» DATASET ROWS
-- -- --
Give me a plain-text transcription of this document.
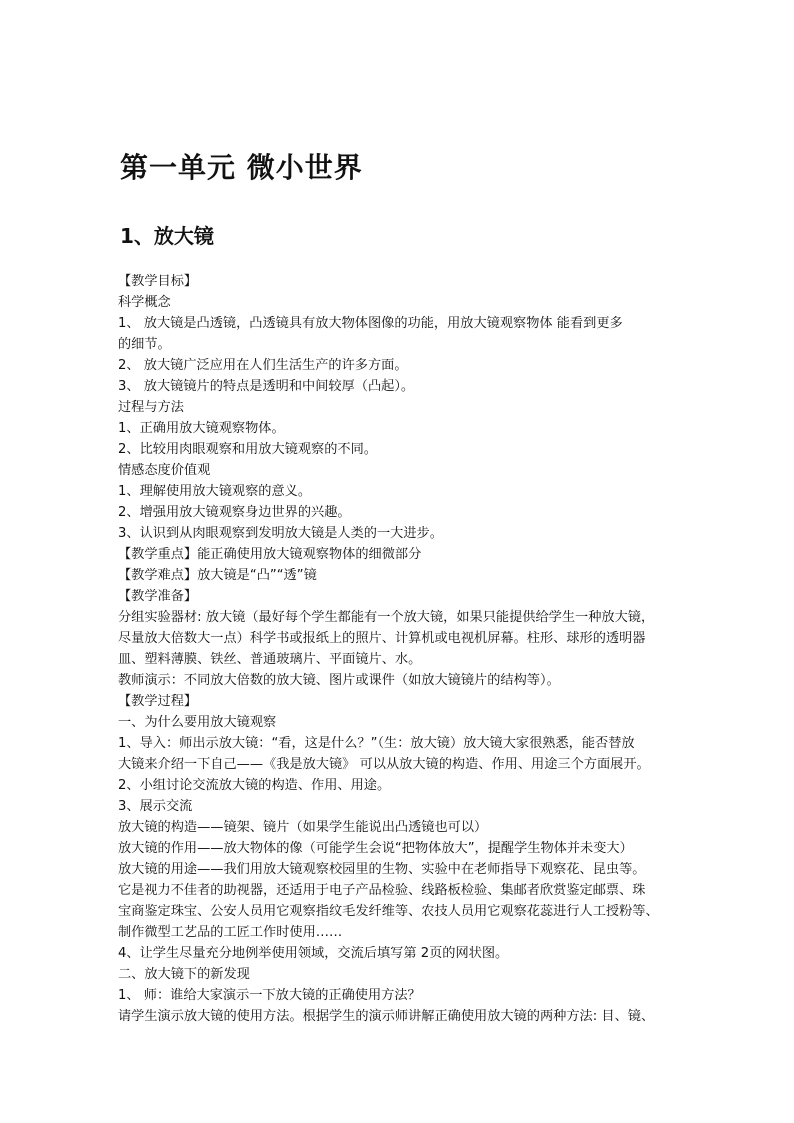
第一单元 微小世界
1、放大镜
【教学目标】
科学概念
1、 放大镜是凸透镜，凸透镜具有放大物体图像的功能，用放大镜观察物体 能看到更多
的细节。
2、 放大镜广泛应用在人们生活生产的许多方面。
3、 放大镜镜片的特点是透明和中间较厚（凸起）。
过程与方法
1、正确用放大镜观察物体。
2、比较用肉眼观察和用放大镜观察的不同。
情感态度价值观
1、理解使用放大镜观察的意义。
2、增强用放大镜观察身边世界的兴趣。
3、认识到从肉眼观察到发明放大镜是人类的一大进步。
【教学重点】能正确使用放大镜观察物体的细微部分
【教学难点】放大镜是“凸”“透”镜
【教学准备】
分组实验器材: 放大镜（最好每个学生都能有一个放大镜，如果只能提供给学生一种放大镜，
尽量放大倍数大一点）科学书或报纸上的照片、计算机或电视机屏幕。柱形、球形的透明器
皿、塑料薄膜、铁丝、普通玻璃片、平面镜片、水。
教师演示：不同放大倍数的放大镜、图片或课件（如放大镜镜片的结构等）。
【教学过程】
一、为什么要用放大镜观察
1、导入：师出示放大镜：“看，这是什么？”（生：放大镜）放大镜大家很熟悉，能否替放
大镜来介绍一下自己——《我是放大镜》 可以从放大镜的构造、作用、用途三个方面展开。
2、小组讨论交流放大镜的构造、作用、用途。
3、展示交流
放大镜的构造——镜架、镜片（如果学生能说出凸透镜也可以）
放大镜的作用——放大物体的像（可能学生会说“把物体放大”，提醒学生物体并未变大）
放大镜的用途——我们用放大镜观察校园里的生物、实验中在老师指导下观察花、昆虫等。
它是视力不佳者的助视器，还适用于电子产品检验、线路板检验、集邮者欣赏鉴定邮票、珠
宝商鉴定珠宝、公安人员用它观察指纹毛发纤维等、农技人员用它观察花蕊进行人工授粉等、
制作微型工艺品的工匠工作时使用……
4、让学生尽量充分地例举使用领域，交流后填写第 2页的网状图。
二、放大镜下的新发现
1、 师：谁给大家演示一下放大镜的正确使用方法？
请学生演示放大镜的使用方法。根据学生的演示师讲解正确使用放大镜的两种方法: 目、镜、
-- -- --
» PROBLEM
Copy every line of the data word for word, omitting the images.

» COMPLETED EXERCISE
Give me a plain-text transcription of this document.
第一单元 微小世界
1、放大镜
【教学目标】
科学概念
1、 放大镜是凸透镜，凸透镜具有放大物体图像的功能，用放大镜观察物体 能看到更多
的细节。
2、 放大镜广泛应用在人们生活生产的许多方面。
3、 放大镜镜片的特点是透明和中间较厚（凸起）。
过程与方法
1、正确用放大镜观察物体。
2、比较用肉眼观察和用放大镜观察的不同。
情感态度价值观
1、理解使用放大镜观察的意义。
2、增强用放大镜观察身边世界的兴趣。
3、认识到从肉眼观察到发明放大镜是人类的一大进步。
【教学重点】能正确使用放大镜观察物体的细微部分
【教学难点】放大镜是“凸”“透”镜
【教学准备】
分组实验器材: 放大镜（最好每个学生都能有一个放大镜，如果只能提供给学生一种放大镜，
尽量放大倍数大一点）科学书或报纸上的照片、计算机或电视机屏幕。柱形、球形的透明器
皿、塑料薄膜、铁丝、普通玻璃片、平面镜片、水。
教师演示：不同放大倍数的放大镜、图片或课件（如放大镜镜片的结构等）。
【教学过程】
一、为什么要用放大镜观察
1、导入：师出示放大镜：“看，这是什么？”（生：放大镜）放大镜大家很熟悉，能否替放
大镜来介绍一下自己——《我是放大镜》 可以从放大镜的构造、作用、用途三个方面展开。
2、小组讨论交流放大镜的构造、作用、用途。
3、展示交流
放大镜的构造——镜架、镜片（如果学生能说出凸透镜也可以）
放大镜的作用——放大物体的像（可能学生会说“把物体放大”，提醒学生物体并未变大）
放大镜的用途——我们用放大镜观察校园里的生物、实验中在老师指导下观察花、昆虫等。
它是视力不佳者的助视器，还适用于电子产品检验、线路板检验、集邮者欣赏鉴定邮票、珠
宝商鉴定珠宝、公安人员用它观察指纹毛发纤维等、农技人员用它观察花蕊进行人工授粉等、
制作微型工艺品的工匠工作时使用……
4、让学生尽量充分地例举使用领域，交流后填写第 2页的网状图。
二、放大镜下的新发现
1、 师：谁给大家演示一下放大镜的正确使用方法？
请学生演示放大镜的使用方法。根据学生的演示师讲解正确使用放大镜的两种方法: 目、镜、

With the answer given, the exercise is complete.